## Start PASSAGE TO READ

Sinister: By the light of the moon, the big baboon was combing his auburn hair

robin stout stoutrobin at xxx.com
Thu Aug 12 13:42:49 BST 2004


It rains here a lot. If your days are spent like mine, gazing out of a 
window, it can make the perfect backdrop for not getting anything done. 
Sometimes I'll be sitting in a meeting and no one has seen the forecast or 
brought a parapluie, and haven't noticed the falling raindrops gradually 
filling up the sky. Then, it falls a little harder and people start to hear 
and everyone looks up, and even the person giving the presentation puts the 
cap on their felt-tip pen.

It's one of those natural phenomenons that, if I were an observational comic 
or a misty-eyed drunk I could make a lot of capital from, wondering how no 
one notices the rain until it reaches a certain pitch, just like no one 
pauses on the path to look down a mysterious hole, until reaches a certain 
depth. But I'm neither of those things, so I have to keep those thoughts to 
myself.

Yeah, we have plenty of rain here. You're quite welcome to it if you want. 
It's of a particular vintage if you're in a tent at the seaside with good 
company and yesterday's smudged crossword.

Having missed the rest, I managed to catch Struan on the radio on Thursday.

## End PASSAGE TO READ
## Start GIVEN INFORMATION

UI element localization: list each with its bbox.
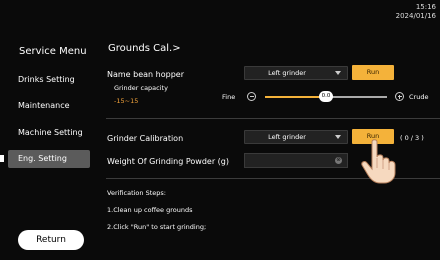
plus-icon[interactable]	[395, 92, 404, 101]
sidebar: Service Menu Drinks Setting Maintenance …	[0, 0, 100, 260]
calibration-select[interactable]: Left grinder	[244, 130, 348, 144]
capacity-slider[interactable]: 0.0	[265, 91, 387, 102]
hopper-select-value: Left grinder	[268, 69, 306, 77]
step-item: 1.Clean up coffee grounds	[107, 206, 193, 214]
dropdown-arrow-icon	[335, 71, 341, 75]
dropdown-arrow-icon	[335, 135, 341, 139]
sidebar-item-machine-setting[interactable]: Machine Setting	[8, 124, 90, 142]
hopper-label: Name bean hopper	[107, 70, 184, 79]
sidebar-item-drinks-setting[interactable]: Drinks Setting	[8, 71, 90, 89]
sidebar-title: Service Menu	[19, 46, 87, 57]
main-panel: Grounds Cal.> Name bean hopper Left grin…	[100, 0, 440, 260]
calibration-progress: ( 0 / 3 )	[400, 134, 424, 142]
slider-fill	[265, 96, 326, 98]
divider	[106, 118, 440, 119]
sidebar-item-eng-setting[interactable]: Eng. Setting	[8, 150, 90, 168]
capacity-range: -15~15	[114, 97, 139, 105]
steps-title: Verification Steps:	[107, 189, 166, 197]
capacity-label: Grinder capacity	[114, 84, 168, 92]
return-button[interactable]: Return	[18, 230, 84, 250]
clear-icon[interactable]: ⊗	[335, 157, 342, 164]
calibration-label: Grinder Calibration	[107, 134, 184, 143]
slider-min-label: Fine	[222, 93, 236, 101]
slider-max-label: Crude	[409, 93, 429, 101]
page-title: Grounds Cal.>	[108, 43, 181, 54]
weight-label: Weight Of Grinding Powder (g)	[107, 157, 229, 166]
hopper-select[interactable]: Left grinder	[244, 66, 348, 80]
weight-input[interactable]: ⊗	[244, 153, 348, 168]
pointer-hand-icon	[361, 139, 396, 184]
minus-icon[interactable]	[247, 92, 256, 101]
slider-knob[interactable]: 0.0	[319, 91, 333, 102]
calibration-select-value: Left grinder	[268, 133, 306, 141]
service-screen: 15:16 2024/01/16 Service Menu Drinks Set…	[0, 0, 440, 260]
step-item: 2.Click "Run" to start grinding;	[107, 223, 207, 231]
sidebar-item-maintenance[interactable]: Maintenance	[8, 97, 90, 115]
active-indicator	[0, 155, 4, 162]
hopper-run-button[interactable]: Run	[352, 65, 394, 80]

## End GIVEN INFORMATION

*INSTRUCTIONS TO FOLLOW*. Rewrite the post about rain from "Sinister: By the" up to and including "getting anything done.", swapping "window" for "skylight".

*WRITTEN SOLUTION*.
Sinister: By the light of the moon, the big baboon was combing his auburn hair

robin stout stoutrobin at xxx.com
Thu Aug 12 13:42:49 BST 2004


It rains here a lot. If your days are spent like mine, gazing out of a 
skylight, it can make the perfect backdrop for not getting anything done.